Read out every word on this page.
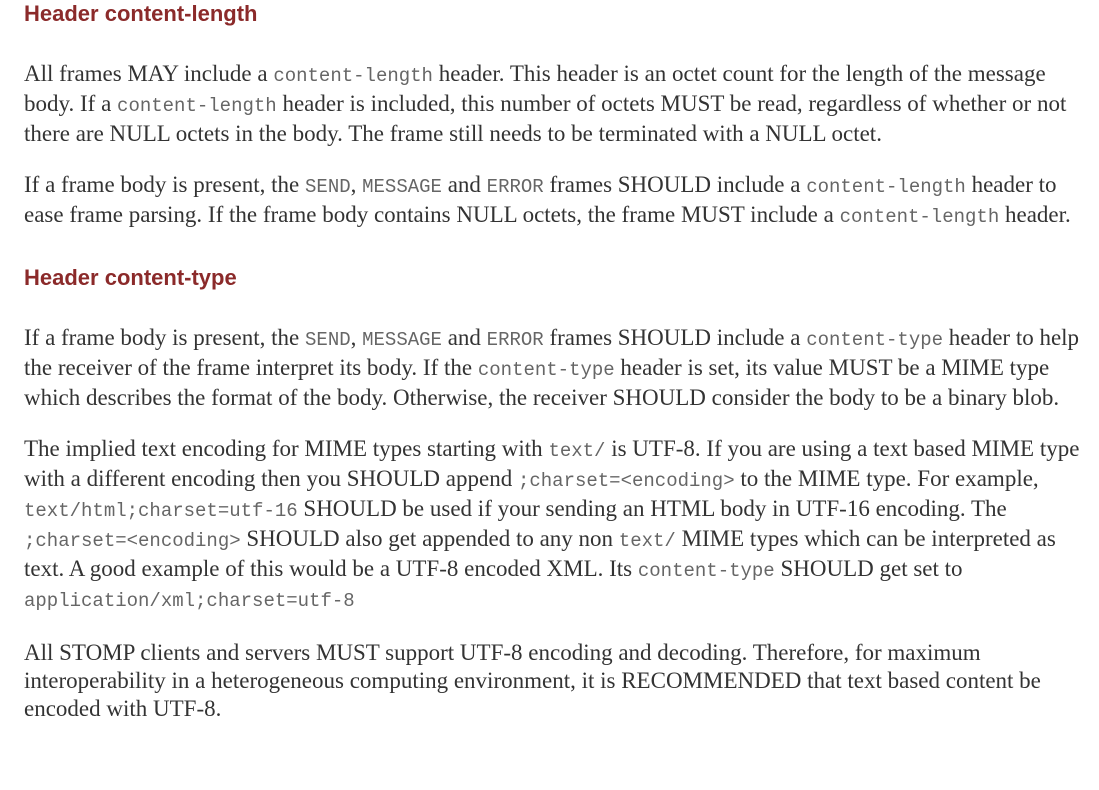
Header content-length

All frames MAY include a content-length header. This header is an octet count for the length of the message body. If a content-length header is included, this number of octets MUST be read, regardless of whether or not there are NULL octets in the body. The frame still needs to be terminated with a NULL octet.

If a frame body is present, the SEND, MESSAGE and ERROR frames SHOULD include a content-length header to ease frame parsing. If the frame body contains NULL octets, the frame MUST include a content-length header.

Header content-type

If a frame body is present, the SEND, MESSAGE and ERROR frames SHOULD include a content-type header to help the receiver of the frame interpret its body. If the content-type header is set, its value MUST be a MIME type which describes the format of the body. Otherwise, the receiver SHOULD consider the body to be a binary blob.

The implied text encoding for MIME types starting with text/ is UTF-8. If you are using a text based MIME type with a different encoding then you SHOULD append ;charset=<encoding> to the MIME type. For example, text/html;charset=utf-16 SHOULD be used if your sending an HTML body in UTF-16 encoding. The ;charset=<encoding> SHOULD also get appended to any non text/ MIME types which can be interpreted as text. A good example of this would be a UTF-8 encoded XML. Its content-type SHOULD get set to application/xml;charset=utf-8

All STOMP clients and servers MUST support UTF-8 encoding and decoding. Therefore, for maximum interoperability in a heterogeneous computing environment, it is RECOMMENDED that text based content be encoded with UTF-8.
###
*Set task*. Across the records, how many lines contain "encoded"? Only the number should be given.

*Reply*. 2